(Stored data)
════════════════════

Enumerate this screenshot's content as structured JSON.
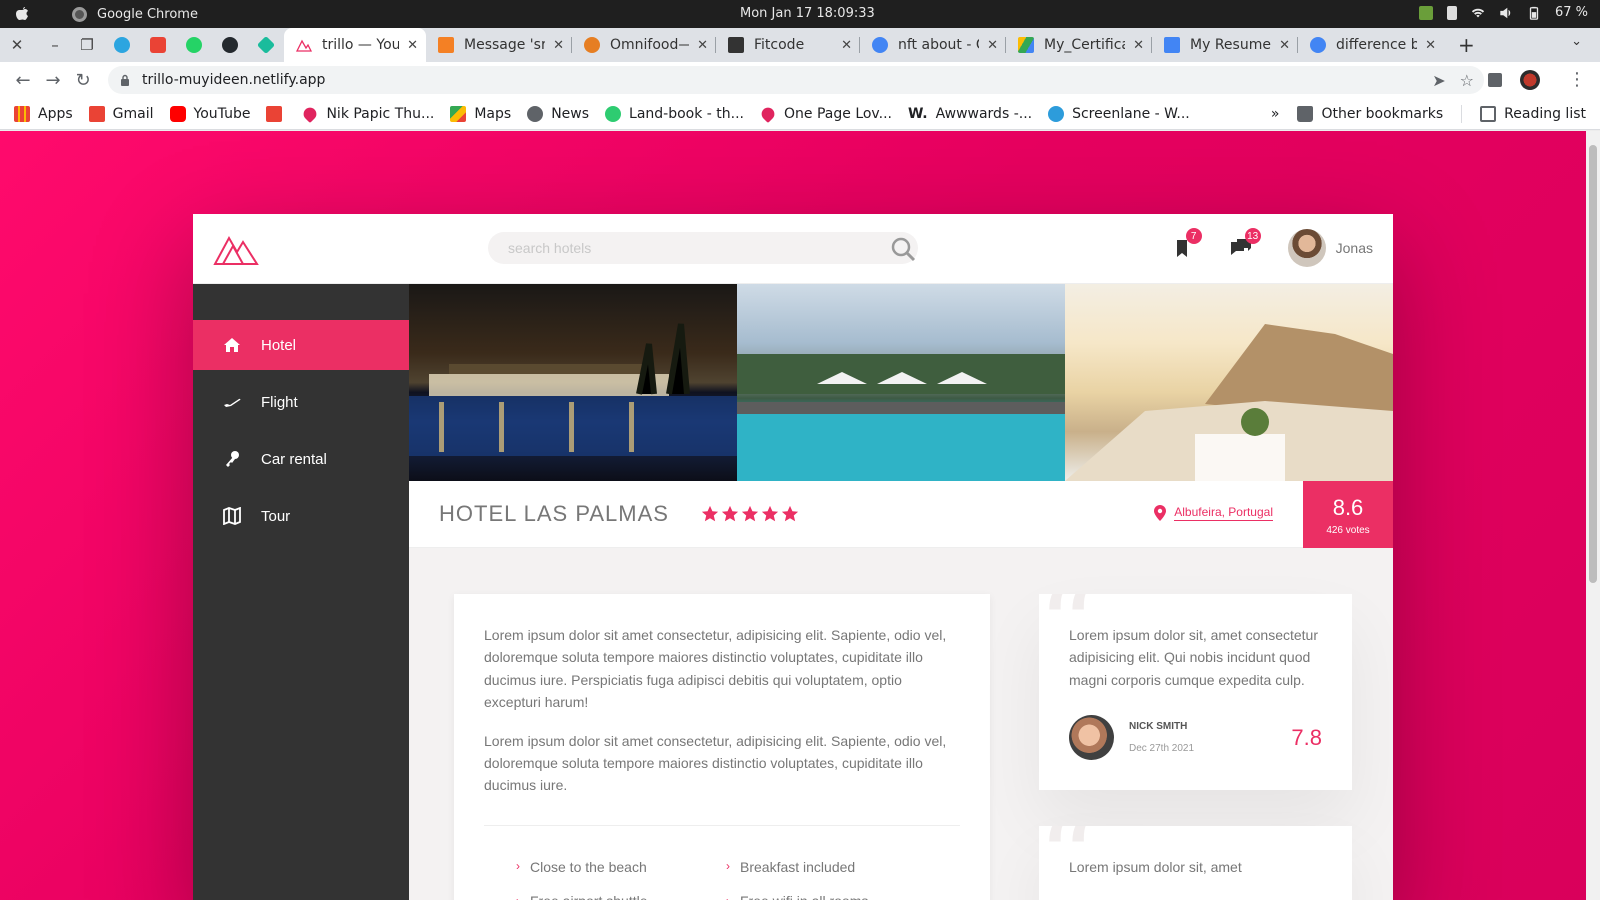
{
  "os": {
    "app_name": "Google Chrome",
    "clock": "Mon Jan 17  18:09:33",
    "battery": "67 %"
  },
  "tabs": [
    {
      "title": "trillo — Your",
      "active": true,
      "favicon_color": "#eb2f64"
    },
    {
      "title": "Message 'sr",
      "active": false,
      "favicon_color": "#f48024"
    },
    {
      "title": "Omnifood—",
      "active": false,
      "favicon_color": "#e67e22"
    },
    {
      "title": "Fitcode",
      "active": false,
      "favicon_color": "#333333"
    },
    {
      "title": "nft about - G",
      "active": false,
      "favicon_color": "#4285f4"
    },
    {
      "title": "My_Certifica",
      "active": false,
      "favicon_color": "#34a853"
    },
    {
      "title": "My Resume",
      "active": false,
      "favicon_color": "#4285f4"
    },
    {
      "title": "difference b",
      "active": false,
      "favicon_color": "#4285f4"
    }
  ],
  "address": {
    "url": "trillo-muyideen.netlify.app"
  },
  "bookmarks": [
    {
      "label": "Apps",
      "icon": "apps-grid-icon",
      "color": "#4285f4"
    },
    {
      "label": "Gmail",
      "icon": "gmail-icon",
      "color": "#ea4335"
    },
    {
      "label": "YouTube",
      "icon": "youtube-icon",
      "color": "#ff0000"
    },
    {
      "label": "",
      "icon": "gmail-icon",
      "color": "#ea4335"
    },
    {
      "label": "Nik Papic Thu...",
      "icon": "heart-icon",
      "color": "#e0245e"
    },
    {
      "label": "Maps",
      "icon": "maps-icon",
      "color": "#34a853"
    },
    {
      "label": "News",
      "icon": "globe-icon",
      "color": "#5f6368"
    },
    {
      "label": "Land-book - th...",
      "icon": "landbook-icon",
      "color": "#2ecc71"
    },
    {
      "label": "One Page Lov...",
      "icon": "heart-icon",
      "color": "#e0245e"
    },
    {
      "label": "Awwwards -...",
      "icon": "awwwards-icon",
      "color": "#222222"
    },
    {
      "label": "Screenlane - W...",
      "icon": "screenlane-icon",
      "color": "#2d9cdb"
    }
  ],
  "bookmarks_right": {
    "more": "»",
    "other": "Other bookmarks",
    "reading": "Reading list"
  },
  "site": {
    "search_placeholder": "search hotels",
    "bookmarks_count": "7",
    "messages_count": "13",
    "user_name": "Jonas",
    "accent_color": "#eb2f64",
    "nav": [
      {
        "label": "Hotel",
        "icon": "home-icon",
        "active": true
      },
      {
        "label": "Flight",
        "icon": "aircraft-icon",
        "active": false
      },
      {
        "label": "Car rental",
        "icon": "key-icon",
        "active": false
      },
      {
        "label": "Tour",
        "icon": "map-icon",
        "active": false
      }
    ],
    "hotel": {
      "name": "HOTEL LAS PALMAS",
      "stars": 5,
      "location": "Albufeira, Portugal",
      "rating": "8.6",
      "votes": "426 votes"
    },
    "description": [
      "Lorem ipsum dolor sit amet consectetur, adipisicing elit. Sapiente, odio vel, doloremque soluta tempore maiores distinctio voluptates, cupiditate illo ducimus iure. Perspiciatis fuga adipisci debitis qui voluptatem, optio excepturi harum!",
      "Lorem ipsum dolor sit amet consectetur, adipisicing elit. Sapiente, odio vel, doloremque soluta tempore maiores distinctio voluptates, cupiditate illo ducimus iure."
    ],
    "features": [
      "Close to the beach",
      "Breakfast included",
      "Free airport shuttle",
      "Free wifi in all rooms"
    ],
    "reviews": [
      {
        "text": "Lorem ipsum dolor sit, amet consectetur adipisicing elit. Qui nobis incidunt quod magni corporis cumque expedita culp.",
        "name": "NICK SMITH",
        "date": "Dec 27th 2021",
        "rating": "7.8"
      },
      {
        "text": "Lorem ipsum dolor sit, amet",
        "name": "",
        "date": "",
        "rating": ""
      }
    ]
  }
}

════════════════════

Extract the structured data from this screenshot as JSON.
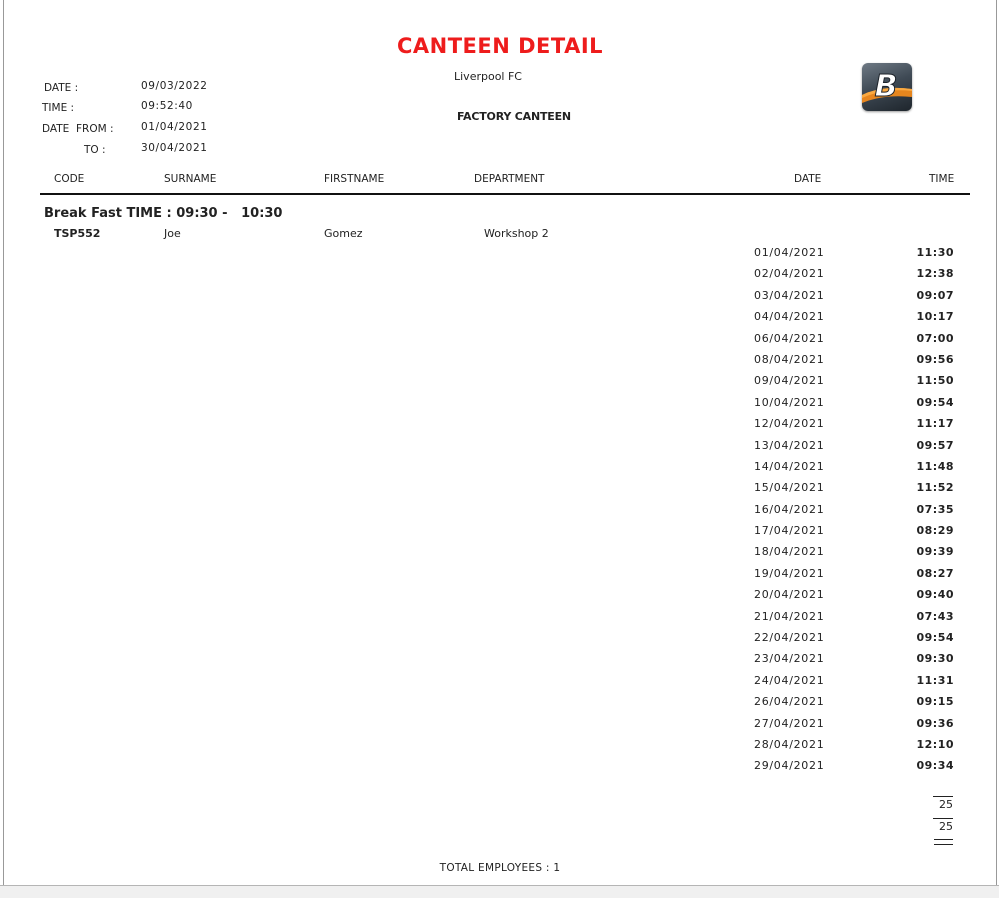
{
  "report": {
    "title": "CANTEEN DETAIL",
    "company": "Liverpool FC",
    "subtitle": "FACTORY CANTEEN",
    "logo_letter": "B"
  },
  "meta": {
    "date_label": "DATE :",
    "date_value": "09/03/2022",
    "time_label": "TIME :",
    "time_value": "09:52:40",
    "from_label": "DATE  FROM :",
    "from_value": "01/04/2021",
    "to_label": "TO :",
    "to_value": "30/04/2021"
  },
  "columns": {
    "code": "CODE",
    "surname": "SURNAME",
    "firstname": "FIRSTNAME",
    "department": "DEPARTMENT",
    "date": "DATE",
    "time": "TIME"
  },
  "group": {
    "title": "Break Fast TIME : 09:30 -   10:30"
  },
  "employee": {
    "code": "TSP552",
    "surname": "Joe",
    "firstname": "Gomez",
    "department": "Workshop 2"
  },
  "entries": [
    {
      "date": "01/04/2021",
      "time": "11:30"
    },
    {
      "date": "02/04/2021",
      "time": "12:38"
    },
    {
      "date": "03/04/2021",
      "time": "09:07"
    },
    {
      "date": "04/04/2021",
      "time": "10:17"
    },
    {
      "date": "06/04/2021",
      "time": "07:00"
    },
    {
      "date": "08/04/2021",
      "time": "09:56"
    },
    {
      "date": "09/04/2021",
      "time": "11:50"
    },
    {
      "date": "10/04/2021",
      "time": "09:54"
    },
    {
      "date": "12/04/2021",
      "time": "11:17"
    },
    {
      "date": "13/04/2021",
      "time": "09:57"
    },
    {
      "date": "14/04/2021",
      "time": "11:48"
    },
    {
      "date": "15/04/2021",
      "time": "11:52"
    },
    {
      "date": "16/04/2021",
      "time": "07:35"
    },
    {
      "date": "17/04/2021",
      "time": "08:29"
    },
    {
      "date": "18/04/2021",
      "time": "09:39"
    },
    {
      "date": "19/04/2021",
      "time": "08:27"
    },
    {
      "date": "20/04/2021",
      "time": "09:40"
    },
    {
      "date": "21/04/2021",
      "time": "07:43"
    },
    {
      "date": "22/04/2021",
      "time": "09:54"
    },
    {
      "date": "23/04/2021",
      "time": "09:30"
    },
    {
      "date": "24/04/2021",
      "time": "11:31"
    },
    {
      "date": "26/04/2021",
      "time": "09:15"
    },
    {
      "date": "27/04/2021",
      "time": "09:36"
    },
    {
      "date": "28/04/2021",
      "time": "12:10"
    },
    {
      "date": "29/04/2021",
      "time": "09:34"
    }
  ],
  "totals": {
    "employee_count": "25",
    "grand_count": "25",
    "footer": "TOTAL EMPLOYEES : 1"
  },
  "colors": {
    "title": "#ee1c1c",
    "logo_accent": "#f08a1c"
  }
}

════════════════════

▸ WRITTEN PROBLEM: List each line in the listing that contains the string "trillo".

▸ FINISHED ANSWER:
      "title": "trillo — Your",
    "url": "trillo-muyideen.netlify.app"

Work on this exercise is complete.